This review is a field-building paper. It explains why cognitive disorders in people with HIV should not be treated as a single uniform outcome, and it lays out what machine learning can and cannot do for cognitive phenotyping. Its value is in connecting methodological choices to the infrastructure the field needs: harmonized data, meaningful metadata, careful confound handling, external validation, and interdisciplinary interpretation.

Key Findings
  • The paper reviews machine learning approaches for identifying cognitive phenotypes and biotypes in people with HIV.
  • It emphasizes the Research Domain Criteria framework as a way to study mechanisms that cut across traditional diagnostic categories.
  • The review highlights the need for common data elements, high-quality longitudinal cohorts, and harmonization across studies.
  • It argues that validation, interpretability, and handling of confounds are essential before machine-learning models can inform clinical management.

[Stored items from a collection]
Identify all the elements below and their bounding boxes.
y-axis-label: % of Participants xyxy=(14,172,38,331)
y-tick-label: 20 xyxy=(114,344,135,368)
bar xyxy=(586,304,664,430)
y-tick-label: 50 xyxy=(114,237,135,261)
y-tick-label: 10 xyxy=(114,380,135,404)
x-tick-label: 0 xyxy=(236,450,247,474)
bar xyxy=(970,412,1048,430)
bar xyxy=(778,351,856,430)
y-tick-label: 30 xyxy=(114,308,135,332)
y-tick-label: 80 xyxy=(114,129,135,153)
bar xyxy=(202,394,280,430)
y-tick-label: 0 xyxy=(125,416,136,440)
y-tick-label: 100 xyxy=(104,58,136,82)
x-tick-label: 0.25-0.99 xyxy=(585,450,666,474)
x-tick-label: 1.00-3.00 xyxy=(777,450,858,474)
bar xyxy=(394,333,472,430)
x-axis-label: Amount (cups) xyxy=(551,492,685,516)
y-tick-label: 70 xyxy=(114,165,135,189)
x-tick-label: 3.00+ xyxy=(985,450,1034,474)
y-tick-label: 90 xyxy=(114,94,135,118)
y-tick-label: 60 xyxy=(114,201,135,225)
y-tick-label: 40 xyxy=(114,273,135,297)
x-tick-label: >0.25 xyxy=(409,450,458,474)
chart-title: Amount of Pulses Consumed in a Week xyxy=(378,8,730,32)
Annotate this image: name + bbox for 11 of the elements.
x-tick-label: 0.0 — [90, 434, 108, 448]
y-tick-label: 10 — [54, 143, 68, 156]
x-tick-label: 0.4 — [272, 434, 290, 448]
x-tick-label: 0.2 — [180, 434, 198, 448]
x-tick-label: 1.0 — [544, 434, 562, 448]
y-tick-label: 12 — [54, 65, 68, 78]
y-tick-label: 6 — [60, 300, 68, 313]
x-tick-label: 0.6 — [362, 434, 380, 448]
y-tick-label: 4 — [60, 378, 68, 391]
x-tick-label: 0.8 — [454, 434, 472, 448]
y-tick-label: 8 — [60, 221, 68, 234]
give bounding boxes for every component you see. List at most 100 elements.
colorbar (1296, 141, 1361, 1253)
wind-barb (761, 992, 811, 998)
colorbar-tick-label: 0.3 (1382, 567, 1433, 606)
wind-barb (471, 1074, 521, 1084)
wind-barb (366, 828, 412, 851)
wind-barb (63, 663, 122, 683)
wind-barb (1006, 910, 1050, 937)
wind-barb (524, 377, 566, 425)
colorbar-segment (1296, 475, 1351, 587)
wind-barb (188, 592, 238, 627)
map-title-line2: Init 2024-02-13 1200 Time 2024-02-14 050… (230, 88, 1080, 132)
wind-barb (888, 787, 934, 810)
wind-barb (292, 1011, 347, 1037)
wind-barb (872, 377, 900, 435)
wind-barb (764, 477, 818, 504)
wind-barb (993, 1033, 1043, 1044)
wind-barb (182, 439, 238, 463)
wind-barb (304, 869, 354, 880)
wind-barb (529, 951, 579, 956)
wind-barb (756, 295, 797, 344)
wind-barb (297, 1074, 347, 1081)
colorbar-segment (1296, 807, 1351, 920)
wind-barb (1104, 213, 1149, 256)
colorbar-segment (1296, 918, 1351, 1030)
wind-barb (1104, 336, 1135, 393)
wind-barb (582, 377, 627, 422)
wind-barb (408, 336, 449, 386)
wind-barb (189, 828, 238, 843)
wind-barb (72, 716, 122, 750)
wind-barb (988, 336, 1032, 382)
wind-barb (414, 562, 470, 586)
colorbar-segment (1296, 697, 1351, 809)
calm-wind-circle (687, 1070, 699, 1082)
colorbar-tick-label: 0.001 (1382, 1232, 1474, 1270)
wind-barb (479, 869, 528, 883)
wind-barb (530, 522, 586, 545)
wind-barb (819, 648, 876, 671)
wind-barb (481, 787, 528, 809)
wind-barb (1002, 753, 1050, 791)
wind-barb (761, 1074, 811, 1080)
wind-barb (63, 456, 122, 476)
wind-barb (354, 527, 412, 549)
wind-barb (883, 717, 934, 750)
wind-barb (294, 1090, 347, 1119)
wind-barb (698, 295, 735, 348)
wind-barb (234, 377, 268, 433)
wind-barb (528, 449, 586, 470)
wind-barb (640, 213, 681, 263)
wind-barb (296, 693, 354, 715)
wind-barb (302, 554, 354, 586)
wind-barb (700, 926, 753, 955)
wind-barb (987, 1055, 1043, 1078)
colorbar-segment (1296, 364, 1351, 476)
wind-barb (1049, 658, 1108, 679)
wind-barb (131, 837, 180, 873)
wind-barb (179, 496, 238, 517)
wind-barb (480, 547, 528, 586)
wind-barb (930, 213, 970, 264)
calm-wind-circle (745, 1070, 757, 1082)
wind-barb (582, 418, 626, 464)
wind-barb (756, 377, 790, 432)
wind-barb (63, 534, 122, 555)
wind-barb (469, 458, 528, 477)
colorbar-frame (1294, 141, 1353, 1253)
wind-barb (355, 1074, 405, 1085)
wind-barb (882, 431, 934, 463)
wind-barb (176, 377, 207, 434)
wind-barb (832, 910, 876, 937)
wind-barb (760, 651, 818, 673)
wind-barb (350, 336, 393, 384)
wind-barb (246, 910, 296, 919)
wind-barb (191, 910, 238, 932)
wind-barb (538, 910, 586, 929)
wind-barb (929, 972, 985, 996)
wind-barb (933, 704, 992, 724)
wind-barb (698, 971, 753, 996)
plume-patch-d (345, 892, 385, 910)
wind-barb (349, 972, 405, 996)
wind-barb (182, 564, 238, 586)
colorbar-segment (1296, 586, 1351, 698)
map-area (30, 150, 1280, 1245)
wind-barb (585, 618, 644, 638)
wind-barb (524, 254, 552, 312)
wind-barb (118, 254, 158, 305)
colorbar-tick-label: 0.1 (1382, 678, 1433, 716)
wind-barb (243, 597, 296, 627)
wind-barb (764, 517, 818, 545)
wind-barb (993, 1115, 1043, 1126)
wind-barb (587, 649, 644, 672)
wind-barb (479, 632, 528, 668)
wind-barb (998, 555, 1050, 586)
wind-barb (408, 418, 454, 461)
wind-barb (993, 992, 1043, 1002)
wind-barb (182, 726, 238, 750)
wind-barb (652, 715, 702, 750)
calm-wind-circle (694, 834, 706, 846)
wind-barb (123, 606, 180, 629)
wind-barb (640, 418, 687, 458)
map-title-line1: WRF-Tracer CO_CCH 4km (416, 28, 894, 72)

__Task requirements__.
1. Reproduce the HIV cognitive phenotyping review from "This review is" to "harmonization across studies.", swapping "harmonization" for "standardization".
2. Write the next part of the HIV cognitive phenotyping review, picking up after its last line.

__Exercise results__.
1.
This review is a field-building paper. It explains why cognitive disorders in people with HIV should not be treated as a single uniform outcome, and it lays out what machine learning can and cannot do for cognitive phenotyping. Its value is in connecting methodological choices to the infrastructure the field needs: harmonized data, meaningful metadata, careful confound handling, external validation, and interdisciplinary interpretation.

Key Findings
  • The paper reviews machine learning approaches for identifying cognitive phenotypes and biotypes in people with HIV.
  • It emphasizes the Research Domain Criteria framework as a way to study mechanisms that cut across traditional diagnostic categories.
  • The review highlights the need for common data elements, high-quality longitudinal cohorts, and standardization across studies.

2.
  • The paper positions cognitive phenotyping as a collaborative problem spanning neuropsychology, infectious disease, data science, and computational modeling.
Plain-Language Summary

People with HIV can experience different patterns of cognitive change, and those patterns may have different causes. This paper explains how machine learning can help find those patterns, while also warning that algorithms are only useful when the data are well measured, harmonized, and validated. It is less a single-model paper than a roadmap for doing computational cognitive phenotyping responsibly.